Keep the pictures out of the copy and print all the entries below exactly.

┄┄┄┄┄┄┄┄┄┄

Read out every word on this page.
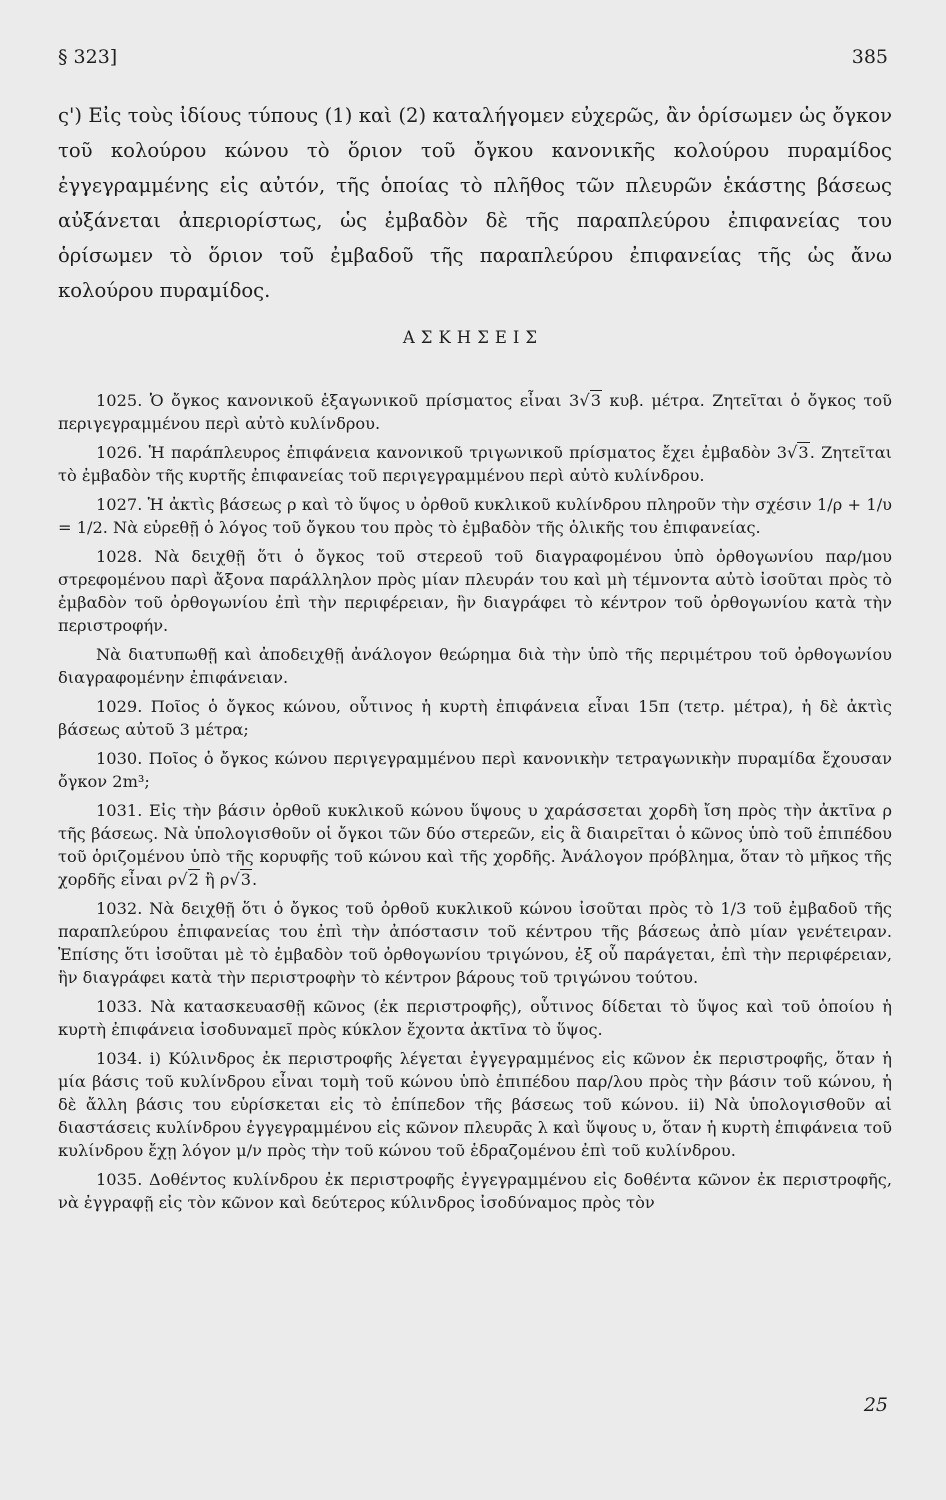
§ 323]	385
ς') Εἰς τοὺς ἰδίους τύπους (1) καὶ (2) καταλήγομεν εὐχερῶς, ἂν ὁρίσωμεν ὡς ὄγκον τοῦ κολούρου κώνου τὸ ὅριον τοῦ ὄγκου κανονικῆς κολούρου πυραμίδος ἐγγεγραμμένης εἰς αὐτόν, τῆς ὁποίας τὸ πλῆθος τῶν πλευρῶν ἑκάστης βάσεως αὐξάνεται ἀπεριορίστως, ὡς ἐμβαδὸν δὲ τῆς παραπλεύρου ἐπιφανείας του ὁρίσωμεν τὸ ὅριον τοῦ ἐμβαδοῦ τῆς παραπλεύρου ἐπιφανείας τῆς ὡς ἄνω κολούρου πυραμίδος.
ΑΣΚΗΣΕΙΣ

1025. Ὁ ὄγκος κανονικοῦ ἑξαγωνικοῦ πρίσματος εἶναι 3√3 κυβ. μέτρα. Ζητεῖται ὁ ὄγκος τοῦ περιγεγραμμένου περὶ αὐτὸ κυλίνδρου.

1026. Ἡ παράπλευρος ἐπιφάνεια κανονικοῦ τριγωνικοῦ πρίσματος ἔχει ἐμβαδὸν 3√3. Ζητεῖται τὸ ἐμβαδὸν τῆς κυρτῆς ἐπιφανείας τοῦ περιγεγραμμένου περὶ αὐτὸ κυλίνδρου.

1027. Ἡ ἀκτὶς βάσεως ρ καὶ τὸ ὕψος υ ὀρθοῦ κυκλικοῦ κυλίνδρου πληροῦν τὴν σχέσιν 1/ρ + 1/υ = 1/2. Νὰ εὑρεθῇ ὁ λόγος τοῦ ὄγκου του πρὸς τὸ ἐμβαδὸν τῆς ὁλικῆς του ἐπιφανείας.

1028. Νὰ δειχθῇ ὅτι ὁ ὄγκος τοῦ στερεοῦ τοῦ διαγραφομένου ὑπὸ ὀρθογωνίου παρ/μου στρεφομένου παρὶ ἄξονα παράλληλον πρὸς μίαν πλευράν του καὶ μὴ τέμνοντα αὐτὸ ἰσοῦται πρὸς τὸ ἐμβαδὸν τοῦ ὀρθογωνίου ἐπὶ τὴν περιφέρειαν, ἣν διαγράφει τὸ κέντρον τοῦ ὀρθογωνίου κατὰ τὴν περιστροφήν.

Νὰ διατυπωθῇ καὶ ἀποδειχθῇ ἀνάλογον θεώρημα διὰ τὴν ὑπὸ τῆς περιμέτρου τοῦ ὀρθογωνίου διαγραφομένην ἐπιφάνειαν.

1029. Ποῖος ὁ ὄγκος κώνου, οὗτινος ἡ κυρτὴ ἐπιφάνεια εἶναι 15π (τετρ. μέτρα), ἡ δὲ ἀκτὶς βάσεως αὐτοῦ 3 μέτρα;

1030. Ποῖος ὁ ὄγκος κώνου περιγεγραμμένου περὶ κανονικὴν τετραγωνικὴν πυραμίδα ἔχουσαν ὄγκον 2m³;

1031. Εἰς τὴν βάσιν ὀρθοῦ κυκλικοῦ κώνου ὕψους υ χαράσσεται χορδὴ ἴση πρὸς τὴν ἀκτῖνα ρ τῆς βάσεως. Νὰ ὑπολογισθοῦν οἱ ὄγκοι τῶν δύο στερεῶν, εἰς ἃ διαιρεῖται ὁ κῶνος ὑπὸ τοῦ ἐπιπέδου τοῦ ὁριζομένου ὑπὸ τῆς κορυφῆς τοῦ κώνου καὶ τῆς χορδῆς. Ἀνάλογον πρόβλημα, ὅταν τὸ μῆκος τῆς χορδῆς εἶναι ρ√2 ἢ ρ√3.

1032. Νὰ δειχθῇ ὅτι ὁ ὄγκος τοῦ ὀρθοῦ κυκλικοῦ κώνου ἰσοῦται πρὸς τὸ 1/3 τοῦ ἐμβαδοῦ τῆς παραπλεύρου ἐπιφανείας του ἐπὶ τὴν ἀπόστασιν τοῦ κέντρου τῆς βάσεως ἀπὸ μίαν γενέτειραν. Ἐπίσης ὅτι ἰσοῦται μὲ τὸ ἐμβαδὸν τοῦ ὀρθογωνίου τριγώνου, ἐξ οὗ παράγεται, ἐπὶ τὴν περιφέρειαν, ἣν διαγράφει κατὰ τὴν περιστροφὴν τὸ κέντρον βάρους τοῦ τριγώνου τούτου.

1033. Νὰ κατασκευασθῇ κῶνος (ἐκ περιστροφῆς), οὗτινος δίδεται τὸ ὕψος καὶ τοῦ ὁποίου ἡ κυρτὴ ἐπιφάνεια ἰσοδυναμεῖ πρὸς κύκλον ἔχοντα ἀκτῖνα τὸ ὕψος.

1034. i) Κύλινδρος ἐκ περιστροφῆς λέγεται ἐγγεγραμμένος εἰς κῶνον ἐκ περιστροφῆς, ὅταν ἡ μία βάσις τοῦ κυλίνδρου εἶναι τομὴ τοῦ κώνου ὑπὸ ἐπιπέδου παρ/λου πρὸς τὴν βάσιν τοῦ κώνου, ἡ δὲ ἄλλη βάσις του εὑρίσκεται εἰς τὸ ἐπίπεδον τῆς βάσεως τοῦ κώνου. ii) Νὰ ὑπολογισθοῦν αἱ διαστάσεις κυλίνδρου ἐγγεγραμμένου εἰς κῶνον πλευρᾶς λ καὶ ὕψους υ, ὅταν ἡ κυρτὴ ἐπιφάνεια τοῦ κυλίνδρου ἔχῃ λόγον μ/ν πρὸς τὴν τοῦ κώνου τοῦ ἑδραζομένου ἐπὶ τοῦ κυλίνδρου.

1035. Δοθέντος κυλίνδρου ἐκ περιστροφῆς ἐγγεγραμμένου εἰς δοθέντα κῶνον ἐκ περιστροφῆς, νὰ ἐγγραφῇ εἰς τὸν κῶνον καὶ δεύτερος κύλινδρος ἰσοδύναμος πρὸς τὸν

25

┄┄┄┄┄┄┄┄┄┄

■ Task result
Read out every word on this page.
§ 323]	385
ς') Εἰς τοὺς ἰδίους τύπους (1) καὶ (2) καταλήγομεν εὐχερῶς, ἂν ὁρίσωμεν ὡς ὄγκον τοῦ κολούρου κώνου τὸ ὅριον τοῦ ὄγκου κανονικῆς κολούρου πυραμίδος ἐγγεγραμμένης εἰς αὐτόν, τῆς ὁποίας τὸ πλῆθος τῶν πλευρῶν ἑκάστης βάσεως αὐξάνεται ἀπεριορίστως, ὡς ἐμβαδὸν δὲ τῆς παραπλεύρου ἐπιφανείας του ὁρίσωμεν τὸ ὅριον τοῦ ἐμβαδοῦ τῆς παραπλεύρου ἐπιφανείας τῆς ὡς ἄνω κολούρου πυραμίδος.
ΑΣΚΗΣΕΙΣ

1025. Ὁ ὄγκος κανονικοῦ ἑξαγωνικοῦ πρίσματος εἶναι 3√3 κυβ. μέτρα. Ζητεῖται ὁ ὄγκος τοῦ περιγεγραμμένου περὶ αὐτὸ κυλίνδρου.

1026. Ἡ παράπλευρος ἐπιφάνεια κανονικοῦ τριγωνικοῦ πρίσματος ἔχει ἐμβαδὸν 3√3. Ζητεῖται τὸ ἐμβαδὸν τῆς κυρτῆς ἐπιφανείας τοῦ περιγεγραμμένου περὶ αὐτὸ κυλίνδρου.

1027. Ἡ ἀκτὶς βάσεως ρ καὶ τὸ ὕψος υ ὀρθοῦ κυκλικοῦ κυλίνδρου πληροῦν τὴν σχέσιν 1/ρ + 1/υ = 1/2. Νὰ εὑρεθῇ ὁ λόγος τοῦ ὄγκου του πρὸς τὸ ἐμβαδὸν τῆς ὁλικῆς του ἐπιφανείας.

1028. Νὰ δειχθῇ ὅτι ὁ ὄγκος τοῦ στερεοῦ τοῦ διαγραφομένου ὑπὸ ὀρθογωνίου παρ/μου στρεφομένου παρὶ ἄξονα παράλληλον πρὸς μίαν πλευράν του καὶ μὴ τέμνοντα αὐτὸ ἰσοῦται πρὸς τὸ ἐμβαδὸν τοῦ ὀρθογωνίου ἐπὶ τὴν περιφέρειαν, ἣν διαγράφει τὸ κέντρον τοῦ ὀρθογωνίου κατὰ τὴν περιστροφήν.

Νὰ διατυπωθῇ καὶ ἀποδειχθῇ ἀνάλογον θεώρημα διὰ τὴν ὑπὸ τῆς περιμέτρου τοῦ ὀρθογωνίου διαγραφομένην ἐπιφάνειαν.

1029. Ποῖος ὁ ὄγκος κώνου, οὗτινος ἡ κυρτὴ ἐπιφάνεια εἶναι 15π (τετρ. μέτρα), ἡ δὲ ἀκτὶς βάσεως αὐτοῦ 3 μέτρα;

1030. Ποῖος ὁ ὄγκος κώνου περιγεγραμμένου περὶ κανονικὴν τετραγωνικὴν πυραμίδα ἔχουσαν ὄγκον 2m³;

1031. Εἰς τὴν βάσιν ὀρθοῦ κυκλικοῦ κώνου ὕψους υ χαράσσεται χορδὴ ἴση πρὸς τὴν ἀκτῖνα ρ τῆς βάσεως. Νὰ ὑπολογισθοῦν οἱ ὄγκοι τῶν δύο στερεῶν, εἰς ἃ διαιρεῖται ὁ κῶνος ὑπὸ τοῦ ἐπιπέδου τοῦ ὁριζομένου ὑπὸ τῆς κορυφῆς τοῦ κώνου καὶ τῆς χορδῆς. Ἀνάλογον πρόβλημα, ὅταν τὸ μῆκος τῆς χορδῆς εἶναι ρ√2 ἢ ρ√3.

1032. Νὰ δειχθῇ ὅτι ὁ ὄγκος τοῦ ὀρθοῦ κυκλικοῦ κώνου ἰσοῦται πρὸς τὸ 1/3 τοῦ ἐμβαδοῦ τῆς παραπλεύρου ἐπιφανείας του ἐπὶ τὴν ἀπόστασιν τοῦ κέντρου τῆς βάσεως ἀπὸ μίαν γενέτειραν. Ἐπίσης ὅτι ἰσοῦται μὲ τὸ ἐμβαδὸν τοῦ ὀρθογωνίου τριγώνου, ἐξ οὗ παράγεται, ἐπὶ τὴν περιφέρειαν, ἣν διαγράφει κατὰ τὴν περιστροφὴν τὸ κέντρον βάρους τοῦ τριγώνου τούτου.

1033. Νὰ κατασκευασθῇ κῶνος (ἐκ περιστροφῆς), οὗτινος δίδεται τὸ ὕψος καὶ τοῦ ὁποίου ἡ κυρτὴ ἐπιφάνεια ἰσοδυναμεῖ πρὸς κύκλον ἔχοντα ἀκτῖνα τὸ ὕψος.

1034. i) Κύλινδρος ἐκ περιστροφῆς λέγεται ἐγγεγραμμένος εἰς κῶνον ἐκ περιστροφῆς, ὅταν ἡ μία βάσις τοῦ κυλίνδρου εἶναι τομὴ τοῦ κώνου ὑπὸ ἐπιπέδου παρ/λου πρὸς τὴν βάσιν τοῦ κώνου, ἡ δὲ ἄλλη βάσις του εὑρίσκεται εἰς τὸ ἐπίπεδον τῆς βάσεως τοῦ κώνου. ii) Νὰ ὑπολογισθοῦν αἱ διαστάσεις κυλίνδρου ἐγγεγραμμένου εἰς κῶνον πλευρᾶς λ καὶ ὕψους υ, ὅταν ἡ κυρτὴ ἐπιφάνεια τοῦ κυλίνδρου ἔχῃ λόγον μ/ν πρὸς τὴν τοῦ κώνου τοῦ ἑδραζομένου ἐπὶ τοῦ κυλίνδρου.

1035. Δοθέντος κυλίνδρου ἐκ περιστροφῆς ἐγγεγραμμένου εἰς δοθέντα κῶνον ἐκ περιστροφῆς, νὰ ἐγγραφῇ εἰς τὸν κῶνον καὶ δεύτερος κύλινδρος ἰσοδύναμος πρὸς τὸν

25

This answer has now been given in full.